To illustrate this, consider a ``normal'' reading experience for the ISAAC system. Empirical considerations led me to determine that a third-person narrative should act as the default story structure packet, if no other information is known prior to the start of a reading experience. This is not an unreasonable assumption as this genre of text is highly pervasive across stories with which a system may deal. The specific third-person narrative packet is further developed with some additional information. This includes:
Suppose that ISAAC begins reading a story which is actually a first-person narrative. In this case, at some point in the reading, the fact that a first-person pronoun is used outside the scope of a direct quotation will indicate to the system that a change in story structure packet is necessary. This pronoun usage is a trigger for the context switch. When this occurs, the first-person narrative packet is retrieved from memory. Information which has been discovered from the point of view of the incorrect third-person view will be preserved; e.g., characters which have been discovered will be transferred. The default first-person narrative packet is closely related to the third-person narrative form with one important difference--the protagonist is tagged as being the character identified as the narrator. This fact greatly aids the identification of the protagonist.

* Assigned task
Please explain, in one to three sentences, why the passage on ISAAC's story structure packets treats a third-person narrative as the default packet when nothing is known before a reading begins.

* Recorded information
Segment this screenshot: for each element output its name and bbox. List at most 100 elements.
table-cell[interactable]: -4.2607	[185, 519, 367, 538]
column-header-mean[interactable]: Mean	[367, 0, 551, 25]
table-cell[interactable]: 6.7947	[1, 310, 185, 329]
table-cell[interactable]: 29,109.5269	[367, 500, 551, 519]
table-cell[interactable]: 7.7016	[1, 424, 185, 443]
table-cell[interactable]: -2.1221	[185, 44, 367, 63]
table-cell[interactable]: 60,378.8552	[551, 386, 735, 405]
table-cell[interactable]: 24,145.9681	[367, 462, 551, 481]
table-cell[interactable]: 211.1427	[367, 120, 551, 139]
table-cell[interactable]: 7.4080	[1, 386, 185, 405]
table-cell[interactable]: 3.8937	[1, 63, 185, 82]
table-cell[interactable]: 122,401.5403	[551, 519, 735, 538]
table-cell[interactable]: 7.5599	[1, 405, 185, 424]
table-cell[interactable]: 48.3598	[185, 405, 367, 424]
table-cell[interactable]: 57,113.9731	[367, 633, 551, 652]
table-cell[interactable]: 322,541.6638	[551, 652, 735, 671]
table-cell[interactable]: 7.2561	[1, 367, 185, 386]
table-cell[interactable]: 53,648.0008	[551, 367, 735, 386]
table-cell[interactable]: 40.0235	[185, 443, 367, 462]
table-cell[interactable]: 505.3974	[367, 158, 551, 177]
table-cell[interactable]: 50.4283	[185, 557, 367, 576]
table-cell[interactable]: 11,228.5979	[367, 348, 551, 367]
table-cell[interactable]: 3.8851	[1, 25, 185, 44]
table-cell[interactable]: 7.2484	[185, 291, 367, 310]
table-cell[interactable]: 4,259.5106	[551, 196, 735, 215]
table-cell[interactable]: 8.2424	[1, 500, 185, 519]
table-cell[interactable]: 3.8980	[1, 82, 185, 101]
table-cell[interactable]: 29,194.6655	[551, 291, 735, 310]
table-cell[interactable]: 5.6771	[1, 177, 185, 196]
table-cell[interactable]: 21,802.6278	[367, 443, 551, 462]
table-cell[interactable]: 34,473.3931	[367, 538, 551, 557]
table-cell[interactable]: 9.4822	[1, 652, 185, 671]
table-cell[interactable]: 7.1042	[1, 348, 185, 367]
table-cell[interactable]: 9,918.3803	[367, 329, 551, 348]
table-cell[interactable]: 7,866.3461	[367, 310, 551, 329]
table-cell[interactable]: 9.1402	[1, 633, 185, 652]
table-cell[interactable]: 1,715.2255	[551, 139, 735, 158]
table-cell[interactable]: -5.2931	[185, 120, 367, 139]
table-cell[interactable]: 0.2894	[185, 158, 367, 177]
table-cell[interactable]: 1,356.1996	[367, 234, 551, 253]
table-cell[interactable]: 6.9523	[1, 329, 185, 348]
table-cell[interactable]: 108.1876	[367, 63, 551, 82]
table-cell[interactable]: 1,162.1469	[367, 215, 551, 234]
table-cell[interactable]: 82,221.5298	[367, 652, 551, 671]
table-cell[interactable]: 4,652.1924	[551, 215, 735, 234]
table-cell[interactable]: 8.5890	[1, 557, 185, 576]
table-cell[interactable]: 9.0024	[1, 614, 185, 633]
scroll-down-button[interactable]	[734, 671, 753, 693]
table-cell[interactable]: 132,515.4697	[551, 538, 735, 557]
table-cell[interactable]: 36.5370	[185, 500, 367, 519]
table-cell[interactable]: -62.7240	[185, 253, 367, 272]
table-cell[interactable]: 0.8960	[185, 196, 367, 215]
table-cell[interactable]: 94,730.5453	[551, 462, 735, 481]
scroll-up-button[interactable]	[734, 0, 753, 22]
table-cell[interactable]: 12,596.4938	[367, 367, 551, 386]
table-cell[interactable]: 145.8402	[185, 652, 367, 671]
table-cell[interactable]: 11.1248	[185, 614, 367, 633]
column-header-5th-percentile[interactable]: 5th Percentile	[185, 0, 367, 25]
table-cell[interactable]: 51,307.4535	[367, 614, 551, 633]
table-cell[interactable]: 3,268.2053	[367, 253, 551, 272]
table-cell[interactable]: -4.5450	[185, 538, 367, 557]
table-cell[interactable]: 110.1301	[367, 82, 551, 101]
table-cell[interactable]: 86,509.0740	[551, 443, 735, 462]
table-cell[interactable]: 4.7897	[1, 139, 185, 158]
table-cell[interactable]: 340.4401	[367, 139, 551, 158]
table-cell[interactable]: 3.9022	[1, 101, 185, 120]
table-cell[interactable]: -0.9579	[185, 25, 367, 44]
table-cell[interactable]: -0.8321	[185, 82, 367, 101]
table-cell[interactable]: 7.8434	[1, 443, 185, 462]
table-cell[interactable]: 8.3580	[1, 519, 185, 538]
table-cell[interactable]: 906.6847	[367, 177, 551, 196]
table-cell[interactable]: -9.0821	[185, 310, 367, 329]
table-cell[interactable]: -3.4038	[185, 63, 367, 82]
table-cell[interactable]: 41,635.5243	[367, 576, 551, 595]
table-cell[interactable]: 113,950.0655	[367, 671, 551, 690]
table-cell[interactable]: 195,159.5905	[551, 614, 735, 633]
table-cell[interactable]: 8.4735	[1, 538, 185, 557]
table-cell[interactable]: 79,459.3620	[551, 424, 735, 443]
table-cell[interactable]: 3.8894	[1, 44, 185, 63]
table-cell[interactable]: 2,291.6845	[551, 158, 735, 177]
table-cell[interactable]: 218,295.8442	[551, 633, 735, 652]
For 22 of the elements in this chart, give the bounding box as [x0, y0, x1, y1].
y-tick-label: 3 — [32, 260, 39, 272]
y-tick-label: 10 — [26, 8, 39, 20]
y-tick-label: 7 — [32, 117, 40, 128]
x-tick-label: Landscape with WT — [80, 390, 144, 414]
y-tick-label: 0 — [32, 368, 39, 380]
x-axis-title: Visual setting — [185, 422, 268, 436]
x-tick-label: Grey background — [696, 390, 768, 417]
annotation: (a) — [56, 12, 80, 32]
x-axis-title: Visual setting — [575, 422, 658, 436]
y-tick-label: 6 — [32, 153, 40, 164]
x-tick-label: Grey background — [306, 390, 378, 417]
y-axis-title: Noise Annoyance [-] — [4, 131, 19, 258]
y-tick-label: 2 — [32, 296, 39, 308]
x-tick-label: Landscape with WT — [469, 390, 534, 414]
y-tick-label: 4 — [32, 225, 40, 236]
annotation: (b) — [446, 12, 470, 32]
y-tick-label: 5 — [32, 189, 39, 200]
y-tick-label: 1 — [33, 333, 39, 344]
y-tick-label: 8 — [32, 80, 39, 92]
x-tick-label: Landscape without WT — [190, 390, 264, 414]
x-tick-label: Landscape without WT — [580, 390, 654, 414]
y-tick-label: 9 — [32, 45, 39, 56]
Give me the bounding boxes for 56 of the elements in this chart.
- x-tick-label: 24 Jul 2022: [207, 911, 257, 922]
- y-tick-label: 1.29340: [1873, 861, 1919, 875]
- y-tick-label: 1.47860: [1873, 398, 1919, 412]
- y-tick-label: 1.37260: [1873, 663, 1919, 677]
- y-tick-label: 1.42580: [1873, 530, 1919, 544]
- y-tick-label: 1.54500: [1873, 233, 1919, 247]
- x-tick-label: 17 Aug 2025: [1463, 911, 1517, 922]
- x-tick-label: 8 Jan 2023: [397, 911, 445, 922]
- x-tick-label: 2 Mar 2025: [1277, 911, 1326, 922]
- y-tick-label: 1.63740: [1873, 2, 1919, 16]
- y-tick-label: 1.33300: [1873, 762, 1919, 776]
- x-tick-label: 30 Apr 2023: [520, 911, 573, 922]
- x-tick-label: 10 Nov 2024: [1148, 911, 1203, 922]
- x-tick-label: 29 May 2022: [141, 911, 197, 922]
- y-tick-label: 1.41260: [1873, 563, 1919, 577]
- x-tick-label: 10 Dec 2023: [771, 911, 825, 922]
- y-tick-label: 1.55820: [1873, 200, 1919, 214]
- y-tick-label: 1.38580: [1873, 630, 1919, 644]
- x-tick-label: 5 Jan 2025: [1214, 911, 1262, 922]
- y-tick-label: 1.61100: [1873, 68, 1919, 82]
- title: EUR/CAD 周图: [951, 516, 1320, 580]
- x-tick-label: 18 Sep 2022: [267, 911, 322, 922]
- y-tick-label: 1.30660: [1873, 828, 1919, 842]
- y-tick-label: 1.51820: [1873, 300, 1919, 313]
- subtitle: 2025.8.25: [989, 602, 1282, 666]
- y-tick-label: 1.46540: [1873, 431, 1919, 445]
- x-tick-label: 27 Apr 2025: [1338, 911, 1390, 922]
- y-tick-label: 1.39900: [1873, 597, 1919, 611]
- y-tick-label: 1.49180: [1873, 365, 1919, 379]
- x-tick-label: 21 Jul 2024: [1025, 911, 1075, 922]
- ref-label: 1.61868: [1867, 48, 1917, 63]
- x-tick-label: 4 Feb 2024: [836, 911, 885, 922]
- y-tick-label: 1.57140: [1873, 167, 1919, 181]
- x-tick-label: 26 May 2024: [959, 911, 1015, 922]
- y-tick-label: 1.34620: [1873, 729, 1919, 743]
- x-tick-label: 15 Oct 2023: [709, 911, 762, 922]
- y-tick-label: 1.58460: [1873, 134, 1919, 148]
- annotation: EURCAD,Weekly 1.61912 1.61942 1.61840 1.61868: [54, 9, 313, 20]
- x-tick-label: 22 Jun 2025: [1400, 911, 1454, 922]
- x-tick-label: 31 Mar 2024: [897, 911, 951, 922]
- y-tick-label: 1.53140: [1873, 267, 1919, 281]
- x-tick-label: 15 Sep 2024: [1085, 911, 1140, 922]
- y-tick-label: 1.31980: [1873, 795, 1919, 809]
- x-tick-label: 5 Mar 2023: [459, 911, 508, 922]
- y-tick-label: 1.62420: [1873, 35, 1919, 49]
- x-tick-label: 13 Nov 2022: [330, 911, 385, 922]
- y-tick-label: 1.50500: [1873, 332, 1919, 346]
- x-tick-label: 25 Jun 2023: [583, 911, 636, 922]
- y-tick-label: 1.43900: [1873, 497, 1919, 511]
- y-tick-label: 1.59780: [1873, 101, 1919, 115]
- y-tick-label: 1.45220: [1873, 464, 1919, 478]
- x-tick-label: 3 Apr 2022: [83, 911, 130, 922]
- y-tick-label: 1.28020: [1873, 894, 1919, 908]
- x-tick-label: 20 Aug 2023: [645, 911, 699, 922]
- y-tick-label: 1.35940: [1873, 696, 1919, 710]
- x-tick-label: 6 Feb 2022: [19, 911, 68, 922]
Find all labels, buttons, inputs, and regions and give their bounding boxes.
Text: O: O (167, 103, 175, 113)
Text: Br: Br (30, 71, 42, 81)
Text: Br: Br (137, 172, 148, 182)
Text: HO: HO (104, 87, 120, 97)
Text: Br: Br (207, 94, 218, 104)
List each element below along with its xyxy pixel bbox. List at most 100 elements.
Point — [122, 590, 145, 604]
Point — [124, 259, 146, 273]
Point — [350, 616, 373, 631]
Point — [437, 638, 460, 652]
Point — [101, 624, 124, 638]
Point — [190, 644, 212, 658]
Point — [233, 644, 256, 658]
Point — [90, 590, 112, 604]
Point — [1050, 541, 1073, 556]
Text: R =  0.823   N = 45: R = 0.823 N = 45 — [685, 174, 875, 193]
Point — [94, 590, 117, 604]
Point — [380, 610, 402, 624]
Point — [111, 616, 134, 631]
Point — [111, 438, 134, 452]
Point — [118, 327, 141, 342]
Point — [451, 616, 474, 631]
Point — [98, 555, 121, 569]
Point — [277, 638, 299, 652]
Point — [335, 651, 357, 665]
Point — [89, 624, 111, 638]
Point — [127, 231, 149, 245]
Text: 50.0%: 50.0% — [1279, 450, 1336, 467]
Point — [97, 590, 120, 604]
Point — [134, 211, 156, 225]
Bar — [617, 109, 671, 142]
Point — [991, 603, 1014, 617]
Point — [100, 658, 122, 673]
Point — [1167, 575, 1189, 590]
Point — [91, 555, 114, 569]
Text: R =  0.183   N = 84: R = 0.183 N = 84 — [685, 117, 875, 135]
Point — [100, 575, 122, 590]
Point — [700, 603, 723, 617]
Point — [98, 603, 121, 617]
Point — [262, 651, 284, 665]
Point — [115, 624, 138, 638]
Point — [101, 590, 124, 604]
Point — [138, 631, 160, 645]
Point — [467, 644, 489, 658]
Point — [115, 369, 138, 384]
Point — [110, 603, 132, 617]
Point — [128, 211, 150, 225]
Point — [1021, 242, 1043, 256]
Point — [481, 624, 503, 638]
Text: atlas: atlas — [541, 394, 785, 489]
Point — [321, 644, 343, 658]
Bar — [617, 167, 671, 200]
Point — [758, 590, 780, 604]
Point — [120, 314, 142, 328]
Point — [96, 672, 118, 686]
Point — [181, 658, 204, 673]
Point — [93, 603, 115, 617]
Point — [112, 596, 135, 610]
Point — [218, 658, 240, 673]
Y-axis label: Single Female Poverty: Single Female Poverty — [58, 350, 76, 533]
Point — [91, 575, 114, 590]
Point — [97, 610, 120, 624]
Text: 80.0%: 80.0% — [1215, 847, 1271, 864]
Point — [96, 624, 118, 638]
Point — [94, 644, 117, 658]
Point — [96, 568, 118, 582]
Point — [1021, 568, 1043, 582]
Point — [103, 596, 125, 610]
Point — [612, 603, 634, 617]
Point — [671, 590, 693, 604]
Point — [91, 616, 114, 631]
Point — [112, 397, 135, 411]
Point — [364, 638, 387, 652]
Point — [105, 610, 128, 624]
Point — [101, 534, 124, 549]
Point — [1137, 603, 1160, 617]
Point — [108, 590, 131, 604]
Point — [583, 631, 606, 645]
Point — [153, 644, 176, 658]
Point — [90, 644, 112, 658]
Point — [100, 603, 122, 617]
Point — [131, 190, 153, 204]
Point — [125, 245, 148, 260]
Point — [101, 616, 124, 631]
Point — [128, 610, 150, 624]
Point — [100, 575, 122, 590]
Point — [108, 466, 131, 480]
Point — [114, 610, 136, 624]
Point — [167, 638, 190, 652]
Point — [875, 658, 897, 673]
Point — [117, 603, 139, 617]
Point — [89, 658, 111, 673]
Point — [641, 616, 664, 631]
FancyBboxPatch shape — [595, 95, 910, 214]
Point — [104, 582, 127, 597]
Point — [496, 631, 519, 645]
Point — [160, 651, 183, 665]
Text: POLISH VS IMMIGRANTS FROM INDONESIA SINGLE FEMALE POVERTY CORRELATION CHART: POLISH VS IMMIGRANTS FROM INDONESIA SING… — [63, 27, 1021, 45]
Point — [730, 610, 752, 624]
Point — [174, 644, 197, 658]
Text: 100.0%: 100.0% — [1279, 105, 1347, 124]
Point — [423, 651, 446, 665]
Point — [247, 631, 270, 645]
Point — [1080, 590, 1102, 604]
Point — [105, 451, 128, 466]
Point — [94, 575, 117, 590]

* Finished task
Empirical considerations led to the choice of a third-person narrative as the default story structure packet. The passage calls this a reasonable assumption because this genre of text is highly pervasive across the stories a system may deal with.